* Your task: Return the records exactly as they are.

* Data for this task:
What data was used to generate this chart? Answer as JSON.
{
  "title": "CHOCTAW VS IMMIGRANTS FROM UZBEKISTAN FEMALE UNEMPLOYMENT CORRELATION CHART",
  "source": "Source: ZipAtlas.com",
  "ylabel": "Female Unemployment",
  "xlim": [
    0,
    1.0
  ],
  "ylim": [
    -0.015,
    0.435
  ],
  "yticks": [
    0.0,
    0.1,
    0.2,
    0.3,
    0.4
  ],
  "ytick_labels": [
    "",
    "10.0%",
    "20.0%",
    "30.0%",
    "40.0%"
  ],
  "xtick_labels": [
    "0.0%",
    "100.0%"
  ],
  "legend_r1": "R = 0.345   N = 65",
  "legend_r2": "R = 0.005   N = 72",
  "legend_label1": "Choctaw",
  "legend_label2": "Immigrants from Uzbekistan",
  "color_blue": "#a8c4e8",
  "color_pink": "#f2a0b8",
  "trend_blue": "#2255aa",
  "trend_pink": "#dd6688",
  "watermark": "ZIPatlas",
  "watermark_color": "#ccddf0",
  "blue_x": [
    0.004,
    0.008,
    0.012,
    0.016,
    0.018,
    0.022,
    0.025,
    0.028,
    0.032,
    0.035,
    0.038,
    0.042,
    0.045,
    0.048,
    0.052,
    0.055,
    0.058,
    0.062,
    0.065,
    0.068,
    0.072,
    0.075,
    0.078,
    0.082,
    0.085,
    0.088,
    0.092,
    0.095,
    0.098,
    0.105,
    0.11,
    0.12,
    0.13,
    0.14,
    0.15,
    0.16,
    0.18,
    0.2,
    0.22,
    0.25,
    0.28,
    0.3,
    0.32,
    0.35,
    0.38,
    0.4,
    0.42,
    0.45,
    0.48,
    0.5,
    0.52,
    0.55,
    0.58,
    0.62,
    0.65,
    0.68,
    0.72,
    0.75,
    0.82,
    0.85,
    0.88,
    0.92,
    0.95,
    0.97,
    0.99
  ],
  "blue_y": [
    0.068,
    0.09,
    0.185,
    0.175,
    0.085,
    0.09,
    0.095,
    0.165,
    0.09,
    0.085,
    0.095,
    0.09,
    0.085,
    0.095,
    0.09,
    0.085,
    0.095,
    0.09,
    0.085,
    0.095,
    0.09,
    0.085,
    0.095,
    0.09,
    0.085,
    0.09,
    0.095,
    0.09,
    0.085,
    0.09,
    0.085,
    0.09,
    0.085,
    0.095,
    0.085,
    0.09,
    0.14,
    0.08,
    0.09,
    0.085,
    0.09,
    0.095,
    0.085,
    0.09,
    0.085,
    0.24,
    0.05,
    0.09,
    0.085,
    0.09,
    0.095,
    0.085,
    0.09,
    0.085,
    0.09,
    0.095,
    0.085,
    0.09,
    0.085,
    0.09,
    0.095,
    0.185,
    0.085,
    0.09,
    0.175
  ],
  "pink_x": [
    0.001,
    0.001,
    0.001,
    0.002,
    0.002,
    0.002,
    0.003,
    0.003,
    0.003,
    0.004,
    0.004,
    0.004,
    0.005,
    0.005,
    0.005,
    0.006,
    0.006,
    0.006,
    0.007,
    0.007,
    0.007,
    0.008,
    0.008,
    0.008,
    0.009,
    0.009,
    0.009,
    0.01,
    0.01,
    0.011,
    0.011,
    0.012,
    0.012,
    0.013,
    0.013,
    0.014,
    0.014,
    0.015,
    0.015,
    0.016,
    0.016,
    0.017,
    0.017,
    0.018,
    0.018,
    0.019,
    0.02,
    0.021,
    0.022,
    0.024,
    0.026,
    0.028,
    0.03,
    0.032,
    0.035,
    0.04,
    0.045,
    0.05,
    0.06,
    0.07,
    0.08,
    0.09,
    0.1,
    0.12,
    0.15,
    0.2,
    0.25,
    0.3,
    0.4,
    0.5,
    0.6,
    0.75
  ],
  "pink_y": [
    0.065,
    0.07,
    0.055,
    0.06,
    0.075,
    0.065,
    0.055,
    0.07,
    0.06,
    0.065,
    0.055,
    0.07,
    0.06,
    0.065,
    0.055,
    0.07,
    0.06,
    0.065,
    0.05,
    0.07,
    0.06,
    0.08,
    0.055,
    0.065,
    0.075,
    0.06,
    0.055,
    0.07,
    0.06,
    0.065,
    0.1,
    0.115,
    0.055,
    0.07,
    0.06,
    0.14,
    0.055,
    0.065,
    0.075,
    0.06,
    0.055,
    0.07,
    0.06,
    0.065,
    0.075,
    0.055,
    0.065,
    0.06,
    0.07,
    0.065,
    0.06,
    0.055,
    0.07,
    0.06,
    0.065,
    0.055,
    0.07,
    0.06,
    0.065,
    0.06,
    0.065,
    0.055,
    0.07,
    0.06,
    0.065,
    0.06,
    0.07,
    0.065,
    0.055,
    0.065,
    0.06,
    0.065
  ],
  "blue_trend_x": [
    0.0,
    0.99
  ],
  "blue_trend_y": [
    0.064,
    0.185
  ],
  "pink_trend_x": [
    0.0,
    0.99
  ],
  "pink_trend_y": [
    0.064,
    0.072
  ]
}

* Answer to this exercise:
What data was used to generate this chart? Answer as JSON.
{
  "title": "CHOCTAW VS IMMIGRANTS FROM UZBEKISTAN FEMALE UNEMPLOYMENT CORRELATION CHART",
  "source": "Source: ZipAtlas.com",
  "ylabel": "Female Unemployment",
  "xlim": [
    0,
    1.0
  ],
  "ylim": [
    -0.015,
    0.435
  ],
  "yticks": [
    0.0,
    0.1,
    0.2,
    0.3,
    0.4
  ],
  "ytick_labels": [
    "",
    "10.0%",
    "20.0%",
    "30.0%",
    "40.0%"
  ],
  "xtick_labels": [
    "0.0%",
    "100.0%"
  ],
  "legend_r1": "R = 0.345   N = 65",
  "legend_r2": "R = 0.005   N = 72",
  "legend_label1": "Choctaw",
  "legend_label2": "Immigrants from Uzbekistan",
  "color_blue": "#a8c4e8",
  "color_pink": "#f2a0b8",
  "trend_blue": "#2255aa",
  "trend_pink": "#dd6688",
  "watermark": "ZIPatlas",
  "watermark_color": "#ccddf0",
  "blue_x": [
    0.004,
    0.008,
    0.012,
    0.016,
    0.018,
    0.022,
    0.025,
    0.028,
    0.032,
    0.035,
    0.038,
    0.042,
    0.045,
    0.048,
    0.052,
    0.055,
    0.058,
    0.062,
    0.065,
    0.068,
    0.072,
    0.075,
    0.078,
    0.082,
    0.085,
    0.088,
    0.092,
    0.095,
    0.098,
    0.105,
    0.11,
    0.12,
    0.13,
    0.14,
    0.15,
    0.16,
    0.18,
    0.2,
    0.22,
    0.25,
    0.28,
    0.3,
    0.32,
    0.35,
    0.38,
    0.4,
    0.42,
    0.45,
    0.48,
    0.5,
    0.52,
    0.55,
    0.58,
    0.62,
    0.65,
    0.68,
    0.72,
    0.75,
    0.82,
    0.85,
    0.88,
    0.92,
    0.95,
    0.97,
    0.99
  ],
  "blue_y": [
    0.068,
    0.09,
    0.185,
    0.175,
    0.085,
    0.09,
    0.095,
    0.165,
    0.09,
    0.085,
    0.095,
    0.09,
    0.085,
    0.095,
    0.09,
    0.085,
    0.095,
    0.09,
    0.085,
    0.095,
    0.09,
    0.085,
    0.095,
    0.09,
    0.085,
    0.09,
    0.095,
    0.09,
    0.085,
    0.09,
    0.085,
    0.09,
    0.085,
    0.095,
    0.085,
    0.09,
    0.14,
    0.08,
    0.09,
    0.085,
    0.09,
    0.095,
    0.085,
    0.09,
    0.085,
    0.24,
    0.05,
    0.09,
    0.085,
    0.09,
    0.095,
    0.085,
    0.09,
    0.085,
    0.09,
    0.095,
    0.085,
    0.09,
    0.085,
    0.09,
    0.095,
    0.185,
    0.085,
    0.09,
    0.175
  ],
  "pink_x": [
    0.001,
    0.001,
    0.001,
    0.002,
    0.002,
    0.002,
    0.003,
    0.003,
    0.003,
    0.004,
    0.004,
    0.004,
    0.005,
    0.005,
    0.005,
    0.006,
    0.006,
    0.006,
    0.007,
    0.007,
    0.007,
    0.008,
    0.008,
    0.008,
    0.009,
    0.009,
    0.009,
    0.01,
    0.01,
    0.011,
    0.011,
    0.012,
    0.012,
    0.013,
    0.013,
    0.014,
    0.014,
    0.015,
    0.015,
    0.016,
    0.016,
    0.017,
    0.017,
    0.018,
    0.018,
    0.019,
    0.02,
    0.021,
    0.022,
    0.024,
    0.026,
    0.028,
    0.03,
    0.032,
    0.035,
    0.04,
    0.045,
    0.05,
    0.06,
    0.07,
    0.08,
    0.09,
    0.1,
    0.12,
    0.15,
    0.2,
    0.25,
    0.3,
    0.4,
    0.5,
    0.6,
    0.75
  ],
  "pink_y": [
    0.065,
    0.07,
    0.055,
    0.06,
    0.075,
    0.065,
    0.055,
    0.07,
    0.06,
    0.065,
    0.055,
    0.07,
    0.06,
    0.065,
    0.055,
    0.07,
    0.06,
    0.065,
    0.05,
    0.07,
    0.06,
    0.08,
    0.055,
    0.065,
    0.075,
    0.06,
    0.055,
    0.07,
    0.06,
    0.065,
    0.1,
    0.115,
    0.055,
    0.07,
    0.06,
    0.14,
    0.055,
    0.065,
    0.075,
    0.06,
    0.055,
    0.07,
    0.06,
    0.065,
    0.075,
    0.055,
    0.065,
    0.06,
    0.07,
    0.065,
    0.06,
    0.055,
    0.07,
    0.06,
    0.065,
    0.055,
    0.07,
    0.06,
    0.065,
    0.06,
    0.065,
    0.055,
    0.07,
    0.06,
    0.065,
    0.06,
    0.07,
    0.065,
    0.055,
    0.065,
    0.06,
    0.065
  ],
  "blue_trend_x": [
    0.0,
    0.99
  ],
  "blue_trend_y": [
    0.064,
    0.185
  ],
  "pink_trend_x": [
    0.0,
    0.99
  ],
  "pink_trend_y": [
    0.064,
    0.072
  ]
}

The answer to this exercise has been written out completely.